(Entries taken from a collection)
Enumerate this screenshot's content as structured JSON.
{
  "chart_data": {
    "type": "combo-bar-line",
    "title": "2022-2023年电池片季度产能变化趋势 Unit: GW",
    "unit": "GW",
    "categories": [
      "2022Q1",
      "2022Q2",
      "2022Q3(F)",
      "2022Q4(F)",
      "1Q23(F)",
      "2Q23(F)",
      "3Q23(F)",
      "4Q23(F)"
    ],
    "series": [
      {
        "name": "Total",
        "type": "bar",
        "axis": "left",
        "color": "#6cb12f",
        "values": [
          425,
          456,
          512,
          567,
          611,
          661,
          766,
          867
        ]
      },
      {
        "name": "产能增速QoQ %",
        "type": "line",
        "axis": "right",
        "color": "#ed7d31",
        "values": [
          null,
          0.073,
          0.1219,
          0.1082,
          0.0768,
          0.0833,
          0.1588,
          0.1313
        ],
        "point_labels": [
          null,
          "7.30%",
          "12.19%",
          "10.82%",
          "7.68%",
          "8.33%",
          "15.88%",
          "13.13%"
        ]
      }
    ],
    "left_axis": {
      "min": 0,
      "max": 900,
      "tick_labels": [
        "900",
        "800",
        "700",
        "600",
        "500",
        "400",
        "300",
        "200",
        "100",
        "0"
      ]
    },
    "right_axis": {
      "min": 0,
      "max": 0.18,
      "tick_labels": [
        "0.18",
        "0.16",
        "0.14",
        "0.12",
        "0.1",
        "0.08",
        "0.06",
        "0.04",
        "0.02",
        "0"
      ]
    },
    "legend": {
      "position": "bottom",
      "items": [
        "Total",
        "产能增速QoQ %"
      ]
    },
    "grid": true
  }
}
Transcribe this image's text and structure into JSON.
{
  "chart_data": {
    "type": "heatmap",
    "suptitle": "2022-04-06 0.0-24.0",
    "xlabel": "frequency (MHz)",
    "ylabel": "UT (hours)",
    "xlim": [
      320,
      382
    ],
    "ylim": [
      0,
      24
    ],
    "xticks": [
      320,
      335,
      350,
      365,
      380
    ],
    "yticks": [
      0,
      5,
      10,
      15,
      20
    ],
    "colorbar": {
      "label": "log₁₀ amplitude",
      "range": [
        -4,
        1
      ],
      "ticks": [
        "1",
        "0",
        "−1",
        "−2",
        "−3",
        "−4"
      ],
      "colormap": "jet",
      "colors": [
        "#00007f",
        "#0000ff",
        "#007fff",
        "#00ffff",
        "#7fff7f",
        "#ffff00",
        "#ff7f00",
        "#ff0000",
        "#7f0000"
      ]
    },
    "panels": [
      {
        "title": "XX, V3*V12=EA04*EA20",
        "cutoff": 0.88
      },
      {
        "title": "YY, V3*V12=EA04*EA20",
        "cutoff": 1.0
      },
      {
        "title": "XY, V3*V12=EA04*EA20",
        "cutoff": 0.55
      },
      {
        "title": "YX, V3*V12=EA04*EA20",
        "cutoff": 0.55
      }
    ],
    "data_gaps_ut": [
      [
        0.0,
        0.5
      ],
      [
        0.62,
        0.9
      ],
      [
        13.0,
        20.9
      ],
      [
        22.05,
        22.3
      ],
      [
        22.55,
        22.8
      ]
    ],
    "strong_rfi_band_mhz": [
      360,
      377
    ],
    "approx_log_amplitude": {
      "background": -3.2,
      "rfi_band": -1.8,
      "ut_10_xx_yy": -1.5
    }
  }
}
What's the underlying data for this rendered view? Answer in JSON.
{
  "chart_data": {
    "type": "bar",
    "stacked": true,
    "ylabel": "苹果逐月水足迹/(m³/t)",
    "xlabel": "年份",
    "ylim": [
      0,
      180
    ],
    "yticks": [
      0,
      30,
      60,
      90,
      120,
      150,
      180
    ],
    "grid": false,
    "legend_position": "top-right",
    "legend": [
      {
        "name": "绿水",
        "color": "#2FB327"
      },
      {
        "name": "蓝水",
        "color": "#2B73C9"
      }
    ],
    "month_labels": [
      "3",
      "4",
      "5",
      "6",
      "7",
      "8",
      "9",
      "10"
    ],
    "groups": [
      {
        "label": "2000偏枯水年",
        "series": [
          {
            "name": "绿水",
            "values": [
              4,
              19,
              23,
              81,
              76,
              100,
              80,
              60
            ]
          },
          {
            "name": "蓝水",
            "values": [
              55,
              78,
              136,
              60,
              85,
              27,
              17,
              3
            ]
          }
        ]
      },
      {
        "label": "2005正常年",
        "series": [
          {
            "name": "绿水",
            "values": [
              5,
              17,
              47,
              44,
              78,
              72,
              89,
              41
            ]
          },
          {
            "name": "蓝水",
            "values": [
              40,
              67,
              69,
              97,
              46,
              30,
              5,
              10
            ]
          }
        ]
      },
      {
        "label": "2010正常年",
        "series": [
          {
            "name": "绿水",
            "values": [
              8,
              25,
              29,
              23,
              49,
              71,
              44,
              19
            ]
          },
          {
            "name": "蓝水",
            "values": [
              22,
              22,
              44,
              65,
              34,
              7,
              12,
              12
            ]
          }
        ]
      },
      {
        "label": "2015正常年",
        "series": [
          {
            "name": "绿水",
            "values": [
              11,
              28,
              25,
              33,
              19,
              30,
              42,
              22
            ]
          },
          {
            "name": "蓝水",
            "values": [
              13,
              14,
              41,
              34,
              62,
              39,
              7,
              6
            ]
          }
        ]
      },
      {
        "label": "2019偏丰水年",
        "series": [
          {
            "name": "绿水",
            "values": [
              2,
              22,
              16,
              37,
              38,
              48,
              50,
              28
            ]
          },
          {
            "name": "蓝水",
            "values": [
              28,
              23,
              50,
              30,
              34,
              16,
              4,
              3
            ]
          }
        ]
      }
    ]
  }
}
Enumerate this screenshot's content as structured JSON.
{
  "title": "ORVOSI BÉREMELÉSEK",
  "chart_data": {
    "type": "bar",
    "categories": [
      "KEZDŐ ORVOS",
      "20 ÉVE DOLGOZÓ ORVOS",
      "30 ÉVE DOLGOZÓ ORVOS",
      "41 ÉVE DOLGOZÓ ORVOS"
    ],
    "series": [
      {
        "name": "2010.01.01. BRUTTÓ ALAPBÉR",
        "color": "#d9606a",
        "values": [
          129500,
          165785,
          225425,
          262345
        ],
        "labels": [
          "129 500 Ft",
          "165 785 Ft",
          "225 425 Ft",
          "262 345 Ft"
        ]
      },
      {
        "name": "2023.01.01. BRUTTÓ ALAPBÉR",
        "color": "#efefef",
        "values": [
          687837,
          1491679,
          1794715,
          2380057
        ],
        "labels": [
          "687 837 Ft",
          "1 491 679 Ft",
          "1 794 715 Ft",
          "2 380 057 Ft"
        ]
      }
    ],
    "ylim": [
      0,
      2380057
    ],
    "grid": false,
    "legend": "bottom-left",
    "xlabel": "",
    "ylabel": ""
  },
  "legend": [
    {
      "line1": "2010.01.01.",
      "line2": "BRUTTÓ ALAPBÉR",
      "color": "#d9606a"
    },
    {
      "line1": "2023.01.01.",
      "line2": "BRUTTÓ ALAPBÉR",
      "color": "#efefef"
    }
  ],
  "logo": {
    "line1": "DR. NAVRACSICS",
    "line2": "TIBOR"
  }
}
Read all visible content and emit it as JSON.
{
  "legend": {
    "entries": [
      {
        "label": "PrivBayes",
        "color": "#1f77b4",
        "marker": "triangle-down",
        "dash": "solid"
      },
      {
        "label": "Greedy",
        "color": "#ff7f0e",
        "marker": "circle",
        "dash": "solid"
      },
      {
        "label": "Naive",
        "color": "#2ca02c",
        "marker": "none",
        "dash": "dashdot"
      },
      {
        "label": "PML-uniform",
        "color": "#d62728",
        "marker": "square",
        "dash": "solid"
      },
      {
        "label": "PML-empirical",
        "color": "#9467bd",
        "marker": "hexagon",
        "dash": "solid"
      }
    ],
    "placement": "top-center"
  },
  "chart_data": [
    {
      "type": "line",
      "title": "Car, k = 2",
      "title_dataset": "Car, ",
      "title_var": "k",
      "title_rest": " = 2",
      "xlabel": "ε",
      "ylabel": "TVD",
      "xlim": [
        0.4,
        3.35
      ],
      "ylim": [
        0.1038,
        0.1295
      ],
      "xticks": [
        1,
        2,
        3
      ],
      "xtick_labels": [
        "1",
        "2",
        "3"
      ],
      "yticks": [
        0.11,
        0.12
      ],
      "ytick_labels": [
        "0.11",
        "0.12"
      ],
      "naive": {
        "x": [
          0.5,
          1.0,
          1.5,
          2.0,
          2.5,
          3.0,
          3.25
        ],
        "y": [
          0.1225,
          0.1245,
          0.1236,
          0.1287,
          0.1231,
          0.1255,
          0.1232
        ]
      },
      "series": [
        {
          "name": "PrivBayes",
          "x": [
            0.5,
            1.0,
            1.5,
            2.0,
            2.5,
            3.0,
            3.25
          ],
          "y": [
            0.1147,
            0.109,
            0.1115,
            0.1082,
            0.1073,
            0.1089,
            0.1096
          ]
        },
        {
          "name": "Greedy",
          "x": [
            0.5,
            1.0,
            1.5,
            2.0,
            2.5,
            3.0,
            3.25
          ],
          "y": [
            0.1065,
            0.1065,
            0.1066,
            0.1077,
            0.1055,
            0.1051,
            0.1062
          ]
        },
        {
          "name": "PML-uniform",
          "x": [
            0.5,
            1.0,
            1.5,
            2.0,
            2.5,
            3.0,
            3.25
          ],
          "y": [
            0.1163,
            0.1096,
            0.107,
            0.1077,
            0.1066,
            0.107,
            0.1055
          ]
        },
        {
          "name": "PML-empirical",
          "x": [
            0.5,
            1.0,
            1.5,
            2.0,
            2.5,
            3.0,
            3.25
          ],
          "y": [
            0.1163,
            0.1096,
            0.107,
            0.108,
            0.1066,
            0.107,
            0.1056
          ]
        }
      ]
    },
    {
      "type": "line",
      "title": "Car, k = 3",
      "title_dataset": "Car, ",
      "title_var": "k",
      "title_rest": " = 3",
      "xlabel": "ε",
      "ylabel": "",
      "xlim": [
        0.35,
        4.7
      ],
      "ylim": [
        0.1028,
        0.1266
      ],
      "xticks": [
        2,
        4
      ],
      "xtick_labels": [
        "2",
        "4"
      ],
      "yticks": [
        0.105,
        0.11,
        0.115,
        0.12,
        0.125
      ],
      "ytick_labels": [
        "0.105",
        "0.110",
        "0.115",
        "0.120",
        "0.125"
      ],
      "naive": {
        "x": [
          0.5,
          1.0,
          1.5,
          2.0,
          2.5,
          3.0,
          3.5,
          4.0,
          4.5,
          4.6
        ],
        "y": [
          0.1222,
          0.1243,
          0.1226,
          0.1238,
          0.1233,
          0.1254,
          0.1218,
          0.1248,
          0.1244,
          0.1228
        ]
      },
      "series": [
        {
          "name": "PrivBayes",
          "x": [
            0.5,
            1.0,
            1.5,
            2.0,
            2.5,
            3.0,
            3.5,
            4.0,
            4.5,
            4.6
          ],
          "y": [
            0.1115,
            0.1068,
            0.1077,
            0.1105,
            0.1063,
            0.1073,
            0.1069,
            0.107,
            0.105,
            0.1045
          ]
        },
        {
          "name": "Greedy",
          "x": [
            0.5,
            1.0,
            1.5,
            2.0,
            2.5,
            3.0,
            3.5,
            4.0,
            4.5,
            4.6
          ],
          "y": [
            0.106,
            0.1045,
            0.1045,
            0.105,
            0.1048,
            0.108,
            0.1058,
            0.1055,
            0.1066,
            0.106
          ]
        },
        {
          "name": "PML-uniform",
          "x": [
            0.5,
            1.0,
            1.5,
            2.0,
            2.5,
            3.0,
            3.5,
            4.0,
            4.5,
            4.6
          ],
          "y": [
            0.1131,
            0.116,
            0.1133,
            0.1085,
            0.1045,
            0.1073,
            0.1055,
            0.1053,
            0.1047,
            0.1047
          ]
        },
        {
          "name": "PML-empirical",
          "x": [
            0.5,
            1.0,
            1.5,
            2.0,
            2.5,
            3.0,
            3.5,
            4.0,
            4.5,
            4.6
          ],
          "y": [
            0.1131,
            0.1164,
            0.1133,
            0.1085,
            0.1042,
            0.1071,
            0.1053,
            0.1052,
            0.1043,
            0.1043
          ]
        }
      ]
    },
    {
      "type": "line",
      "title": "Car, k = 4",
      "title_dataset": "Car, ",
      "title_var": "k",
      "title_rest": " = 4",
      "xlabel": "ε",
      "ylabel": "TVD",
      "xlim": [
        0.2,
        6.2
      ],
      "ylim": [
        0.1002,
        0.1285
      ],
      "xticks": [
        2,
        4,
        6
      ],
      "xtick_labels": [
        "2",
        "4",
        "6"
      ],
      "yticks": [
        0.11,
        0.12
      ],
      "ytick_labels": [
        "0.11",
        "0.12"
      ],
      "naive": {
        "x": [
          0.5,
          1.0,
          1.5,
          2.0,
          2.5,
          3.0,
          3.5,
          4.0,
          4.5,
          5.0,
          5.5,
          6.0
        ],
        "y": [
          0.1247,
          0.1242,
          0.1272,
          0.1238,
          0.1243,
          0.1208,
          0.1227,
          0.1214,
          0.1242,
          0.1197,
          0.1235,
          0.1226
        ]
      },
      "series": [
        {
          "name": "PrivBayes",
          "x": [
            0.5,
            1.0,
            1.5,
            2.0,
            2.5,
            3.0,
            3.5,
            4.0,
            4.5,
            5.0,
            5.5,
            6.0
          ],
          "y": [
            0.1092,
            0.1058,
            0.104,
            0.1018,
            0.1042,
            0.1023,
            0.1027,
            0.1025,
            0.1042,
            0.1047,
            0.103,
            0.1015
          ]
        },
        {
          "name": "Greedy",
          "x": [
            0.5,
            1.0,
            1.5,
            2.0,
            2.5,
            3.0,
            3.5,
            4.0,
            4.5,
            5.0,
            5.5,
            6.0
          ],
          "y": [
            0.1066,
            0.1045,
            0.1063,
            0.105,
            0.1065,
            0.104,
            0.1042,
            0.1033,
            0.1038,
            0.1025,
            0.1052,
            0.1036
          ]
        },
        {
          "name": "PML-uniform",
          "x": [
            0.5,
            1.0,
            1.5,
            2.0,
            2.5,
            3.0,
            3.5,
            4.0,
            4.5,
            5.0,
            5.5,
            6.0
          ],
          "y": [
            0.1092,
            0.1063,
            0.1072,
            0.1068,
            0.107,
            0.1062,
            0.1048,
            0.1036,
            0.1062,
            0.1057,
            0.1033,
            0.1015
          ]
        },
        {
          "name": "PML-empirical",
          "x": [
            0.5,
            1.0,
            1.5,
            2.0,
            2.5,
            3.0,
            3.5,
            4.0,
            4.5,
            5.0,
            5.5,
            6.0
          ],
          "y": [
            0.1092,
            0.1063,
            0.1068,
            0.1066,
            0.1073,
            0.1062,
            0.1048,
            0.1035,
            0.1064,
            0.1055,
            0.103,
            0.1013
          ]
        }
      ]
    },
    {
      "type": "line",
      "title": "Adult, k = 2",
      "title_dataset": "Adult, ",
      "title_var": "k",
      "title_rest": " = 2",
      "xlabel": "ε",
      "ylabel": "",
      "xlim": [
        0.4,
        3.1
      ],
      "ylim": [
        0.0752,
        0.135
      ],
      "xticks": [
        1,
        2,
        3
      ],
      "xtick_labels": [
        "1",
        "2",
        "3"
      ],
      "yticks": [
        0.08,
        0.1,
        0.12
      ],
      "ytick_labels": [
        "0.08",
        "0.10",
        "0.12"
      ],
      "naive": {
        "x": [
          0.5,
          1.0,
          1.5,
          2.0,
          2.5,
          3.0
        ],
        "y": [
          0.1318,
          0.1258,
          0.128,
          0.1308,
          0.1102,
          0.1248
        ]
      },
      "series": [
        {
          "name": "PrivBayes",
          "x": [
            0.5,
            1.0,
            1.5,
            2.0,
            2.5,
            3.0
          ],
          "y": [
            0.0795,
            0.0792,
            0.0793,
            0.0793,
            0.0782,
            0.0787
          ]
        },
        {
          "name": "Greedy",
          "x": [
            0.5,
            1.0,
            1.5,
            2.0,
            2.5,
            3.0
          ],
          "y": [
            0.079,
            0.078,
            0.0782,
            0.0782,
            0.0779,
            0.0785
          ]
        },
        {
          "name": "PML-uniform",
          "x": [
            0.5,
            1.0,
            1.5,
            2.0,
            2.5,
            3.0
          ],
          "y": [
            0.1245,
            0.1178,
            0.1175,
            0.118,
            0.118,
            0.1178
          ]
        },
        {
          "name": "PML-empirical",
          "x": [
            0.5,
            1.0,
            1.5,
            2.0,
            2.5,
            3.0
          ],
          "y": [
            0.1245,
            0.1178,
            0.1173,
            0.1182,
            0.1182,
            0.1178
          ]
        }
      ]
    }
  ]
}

[WHAT THIS TASK INVOLVES]: Scan the material and collect every line that contains "ylabel".

[FULL OUTPUT]:
    "ylabel": "UT (hours)",
    "ylabel": "苹果逐月水足迹/(m³/t)",
    "ylabel": ""
      "ylabel": "TVD",
      "ylabel": "",
      "ylabel": "TVD",
      "ylabel": "",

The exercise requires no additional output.